* Brano di testo:
★ ★ ★ ★ ★

Foto: Gabriele Lugli

Quando Federico Buffa parla di Kobe Bryant lo chiama solamente Kobe e non usa (quasi) mai i tempi passati. Sarà per deformazione professionale, visto che sta provando lo spettacolo a lui dedicato proprio in questi giorni o sarà perché è la prima volta che ne parla davvero dopo la morte improvvisa di Kobe in quel tremendo 26 gennaio 2020 a cui ha fatto seguito un lungo e grande silenzio collettivo. Un silenzio «glaciale», racconta Buffa, capace di togliere le parole anche a uno che di parole sembra non mancare mai.

Lo scorso anno però quel peso è diventato un primo incontro con il pubblico dal titolo The Kobe Experiment che è servito come base per arrivare a formulare Otto infinito – Vita e morte di un Mamba, il suo nuovo spettacolo teatrale che debutterà lunedì 3 e martedì 4 febbraio 2025 al Teatro Valli di Reggio Emilia, la città italiana dove Kobe è cresciuto e ha provato le prime vere esperienze con la pallacanestro, per poi spostarsi al Teatro Duse di Bologna per quattro date: 10 febbraio, 17 marzo, 7 aprile e 16 maggio.

Prodotto da IMARTS – International Music and Arts con il contributo della Regione Emilia-Romagna, Otto infinito – Vita e morte di un Mamba con regia Maria Elisabetta Marelli e musiche Alessandro Nidi è uno spettacolo in otto capitoli per provare a metter ordine nella complessità di uno degli atleti più indecifrabili di sempre, un «dio greco» capace di vivere molte vite in una. Uno sportivo ossessivo, amante e studioso del gioco, ma anche un essere umano capace di mettersi contro tutti per un colpo di fulmine (con la moglie Vanessa, all’epoca nemmeno maggiorenne) fino ad arrivare a sfrattare da casa i propri genitori per non averlo supportato in questa spericolata vicenda amorosa.

Ne abbiamo parlato direttamente con Federico, che presto sarà dietro al leggio per raccontare un’incredibile pagina umana di sport.

Come nasce l’idea di uno spettacolo su Kobe Bryant?

★ ★ ★ ★ ★

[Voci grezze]
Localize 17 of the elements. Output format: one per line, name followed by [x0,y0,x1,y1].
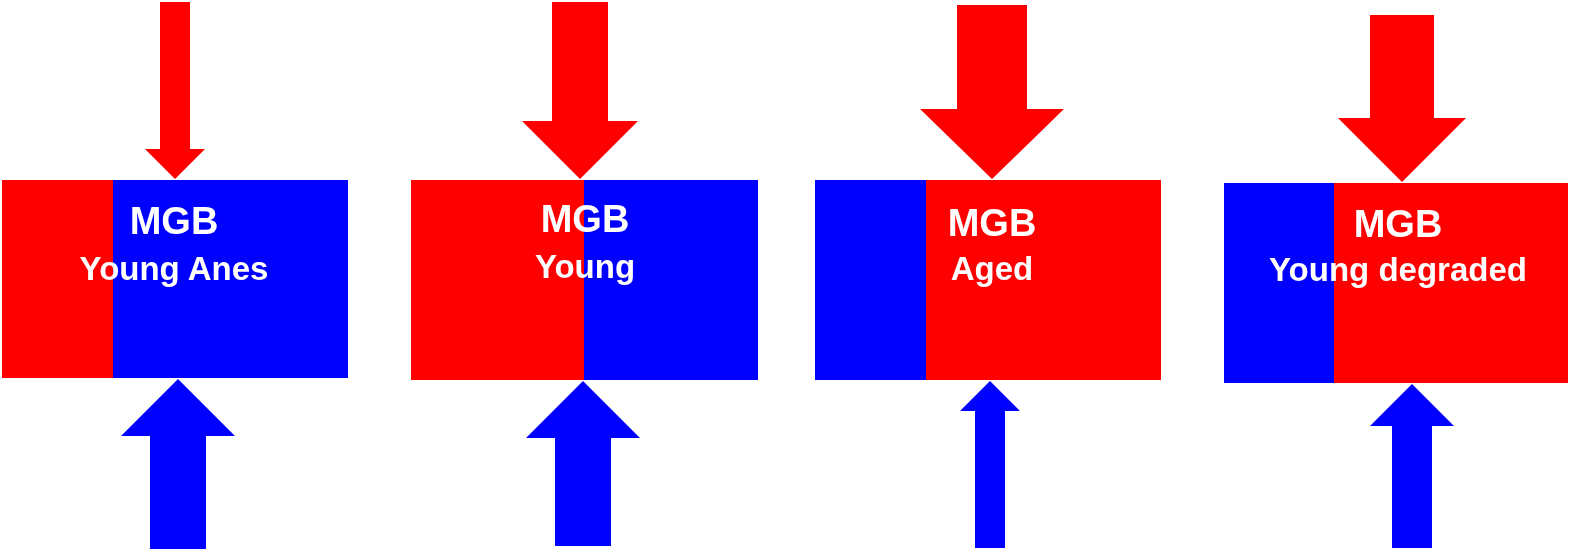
box-title: MGB [129,202,219,240]
block-arrow [1370,384,1454,548]
block-arrow [526,381,640,546]
box-title: MGB [1353,205,1443,243]
two-tone-box [411,180,758,380]
block-arrow [522,2,638,179]
block-arrow [920,5,1064,179]
two-tone-box [2,180,348,378]
box-title: MGB [947,204,1037,242]
block-arrow [960,381,1020,548]
box-label: Aged [950,252,1034,285]
two-tone-box [1224,183,1568,383]
block-arrow [121,379,235,549]
block-arrow [145,2,205,179]
box-label: Young [534,250,636,283]
block-arrow [1338,15,1466,182]
two-tone-box [815,180,1161,380]
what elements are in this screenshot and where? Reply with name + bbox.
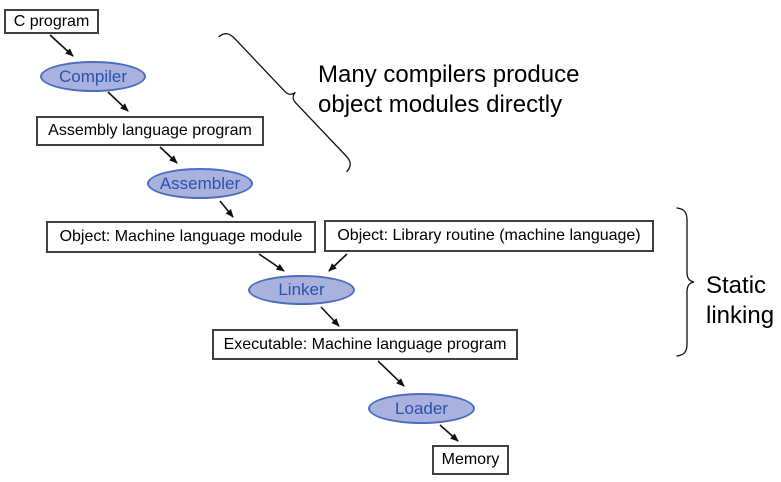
ellipse-compiler: Compiler	[40, 61, 146, 92]
box-assembly-label: Assembly language program	[48, 122, 252, 139]
box-object-library-routine: Object: Library routine (machine languag…	[324, 220, 654, 252]
box-c-program: C program	[4, 9, 99, 34]
annotation-static-linking-line1: Static	[706, 272, 767, 299]
arrow-linker-to-executable	[320, 306, 340, 327]
box-memory-label: Memory	[441, 451, 500, 468]
ellipse-compiler-label: Compiler	[58, 66, 128, 86]
annotation-many-compilers: Many compilers produce object modules di…	[318, 60, 579, 120]
arrow-compiler-to-assembly	[107, 91, 129, 112]
ellipse-loader: Loader	[368, 393, 475, 424]
ellipse-assembler: Assembler	[147, 168, 253, 199]
box-object-module-label: Object: Machine language module	[59, 228, 303, 245]
arrow-assembler-to-object	[219, 200, 234, 218]
arrow-assembly-to-assembler	[159, 146, 178, 164]
box-object-machine-language-module: Object: Machine language module	[46, 221, 316, 253]
arrow-executable-to-loader	[377, 360, 405, 387]
ellipse-linker-label: Linker	[278, 280, 325, 299]
ellipse-linker: Linker	[248, 275, 355, 305]
box-executable-label: Executable: Machine language program	[223, 335, 507, 353]
arrow-loader-to-memory	[439, 424, 459, 442]
annotation-static-linking: Static linking	[706, 271, 774, 331]
brace-static-linking	[676, 207, 695, 357]
annotation-many-compilers-line1: Many compilers produce	[318, 61, 580, 88]
annotation-static-linking-line2: linking	[706, 302, 775, 329]
arrow-object-to-linker	[258, 253, 285, 272]
box-library-label: Object: Library routine (machine languag…	[337, 227, 641, 244]
box-memory: Memory	[432, 445, 509, 475]
brace-many-compilers	[218, 33, 351, 173]
box-executable-machine-language-program: Executable: Machine language program	[212, 329, 518, 360]
box-c-program-label: C program	[13, 12, 90, 30]
ellipse-loader-label: Loader	[395, 398, 448, 418]
box-assembly-language-program: Assembly language program	[36, 116, 264, 146]
annotation-many-compilers-line2: object modules directly	[318, 91, 563, 118]
arrow-c-program-to-compiler	[49, 34, 74, 57]
ellipse-assembler-label: Assembler	[159, 173, 241, 193]
arrow-library-to-linker	[328, 253, 348, 272]
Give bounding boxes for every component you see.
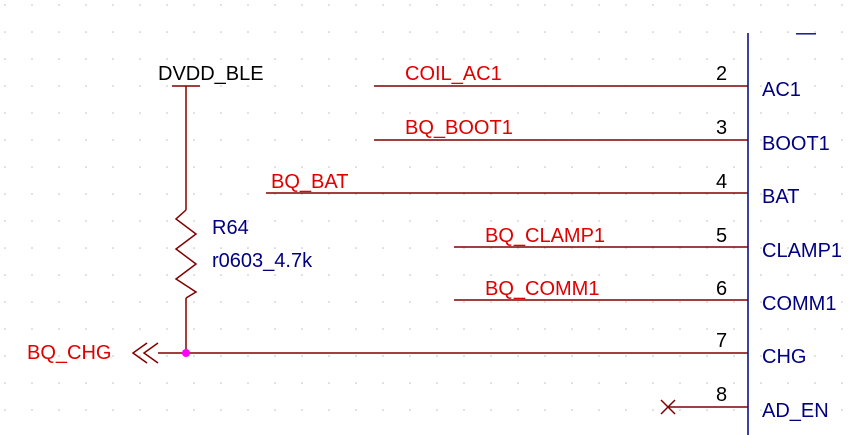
pin-number-7: 7 (716, 330, 727, 352)
pin-name-boot1: BOOT1 (762, 133, 830, 155)
offpage-net-label: BQ_CHG (27, 342, 111, 364)
pin-number-6: 6 (716, 278, 727, 300)
resistor-symbol (174, 209, 198, 299)
pin-name-ac1: AC1 (762, 79, 801, 101)
pin-number-5: 5 (716, 225, 727, 247)
junction-dot (182, 349, 190, 357)
pin-name-ad-en: AD_EN (762, 400, 829, 422)
pin-name-chg: CHG (762, 346, 806, 368)
resistor-value: r0603_4.7k (212, 250, 313, 272)
pin-name-clamp1: CLAMP1 (762, 240, 842, 262)
pin-number-3: 3 (716, 117, 727, 139)
resistor-ref: R64 (212, 217, 249, 239)
pin-number-4: 4 (716, 171, 727, 193)
net-label-bq-bat: BQ_BAT (271, 171, 348, 193)
net-label-bq-boot1: BQ_BOOT1 (405, 117, 513, 139)
net-label-bq-comm1: BQ_COMM1 (485, 278, 599, 300)
net-label-bq-clamp1: BQ_CLAMP1 (485, 225, 605, 247)
pin-name-bat: BAT (762, 186, 799, 208)
component-top-mark: — (796, 22, 816, 44)
offpage-connector (131, 342, 159, 364)
power-label: DVDD_BLE (158, 63, 264, 85)
pin-rows: COIL_AC1 2 AC1 BQ_BOOT1 3 BOOT1 BQ_BAT 4… (158, 63, 842, 422)
net-label-coil-ac1: COIL_AC1 (405, 63, 502, 85)
no-connect-marker (660, 399, 676, 415)
pin-number-8: 8 (716, 384, 727, 406)
pin-name-comm1: COMM1 (762, 293, 836, 315)
pin-number-2: 2 (716, 63, 727, 85)
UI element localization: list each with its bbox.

★ ★ ★ ★ ★

* Cosa occorre: Per favore, ricopia alla lettera il brano su Kobe Bryant da "Prodotto da IMARTS" a "su Kobe Bryant?".

* Risultato:
Prodotto da IMARTS – International Music and Arts con il contributo della Regione Emilia-Romagna, Otto infinito – Vita e morte di un Mamba con regia Maria Elisabetta Marelli e musiche Alessandro Nidi è uno spettacolo in otto capitoli per provare a metter ordine nella complessità di uno degli atleti più indecifrabili di sempre, un «dio greco» capace di vivere molte vite in una. Uno sportivo ossessivo, amante e studioso del gioco, ma anche un essere umano capace di mettersi contro tutti per un colpo di fulmine (con la moglie Vanessa, all’epoca nemmeno maggiorenne) fino ad arrivare a sfrattare da casa i propri genitori per non averlo supportato in questa spericolata vicenda amorosa.

Ne abbiamo parlato direttamente con Federico, che presto sarà dietro al leggio per raccontare un’incredibile pagina umana di sport.

Come nasce l’idea di uno spettacolo su Kobe Bryant?